> _Aufgabe_: Gib aus dem Auszug über sichere Funkkommunikation den Abschnitt von „Paul Staat (Bild: privat)“ bis „Ruhr-Universität Bochum betreut.“ wortwörtlich wieder.

> _Vorliegender Auszug_:
Drahtlose Kommunikationssysteme sicherer gestalten

Paul Staat (Bild: privat)

In seiner Dissertation „Physical-Layer Security for Future Wireless Systems“ hat Paul Staat die Sicherheit von Funksignalen von Produkten wie Smart Watches oder Autos untersucht. Die kooperative Promotion wurde von Prof. Dr. Harald Elders-Boll vom Institute of Computer and Communication Technology und von Prof. Dr. Christof Paar von der Ruhr-Universität Bochum betreut.

Wie erklären Sie Ihr Thema Ihren Nachbar*innen?

In meiner Forschung habe ich mich mit der Sicherheit drahtloser Kommunikationssysteme und der Privatsphäre von Nutzenden beschäftigt, mit einem Fokus auf die sogenannte physikalische Schicht. Dabei geht es um die Funksignale, die „über die Luft“ übertragen werden, um digitale Daten zu übermitteln. Das passiert ständig in unserer Umgebung, denn allerlei smarte Geräte kommunizieren drahtlos und senden dazu Funkwellen aus. Diese breiten sich in der Umgebung aus, um andere Geräte zu erreichen. Dort können dann nicht nur die digitalen Daten aus dem Funksignal herausgefiltert werden, sondern zusätzlich auch Informationen über die Ausbreitung der Funkwellen zwischen Sender und Empfänger. Ähnlich wie bei einem Radar können wir bestimmte Informationen gewinnen, wenn wir die Funkausbreitung analysieren.

> _Quellenmaterial_:
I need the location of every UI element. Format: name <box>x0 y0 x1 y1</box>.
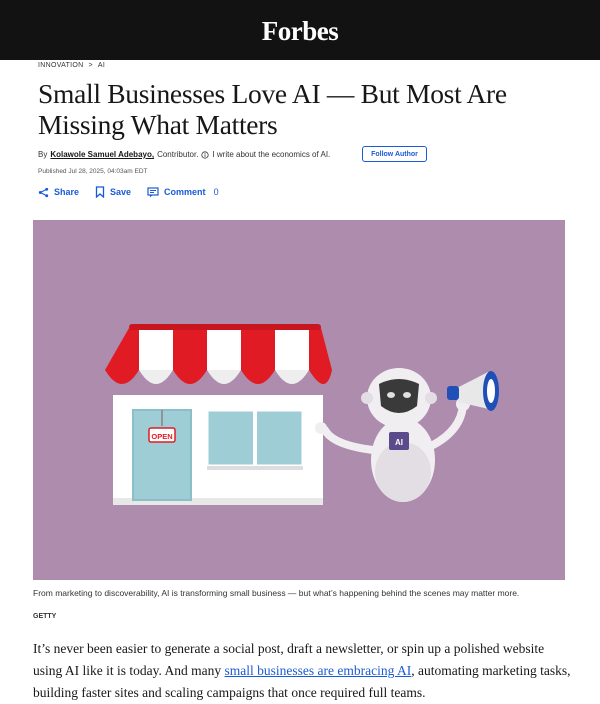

> _Lösung_:
Paul Staat (Bild: privat)

In seiner Dissertation „Physical-Layer Security for Future Wireless Systems“ hat Paul Staat die Sicherheit von Funksignalen von Produkten wie Smart Watches oder Autos untersucht. Die kooperative Promotion wurde von Prof. Dr. Harald Elders-Boll vom Institute of Computer and Communication Technology und von Prof. Dr. Christof Paar von der Ruhr-Universität Bochum betreut.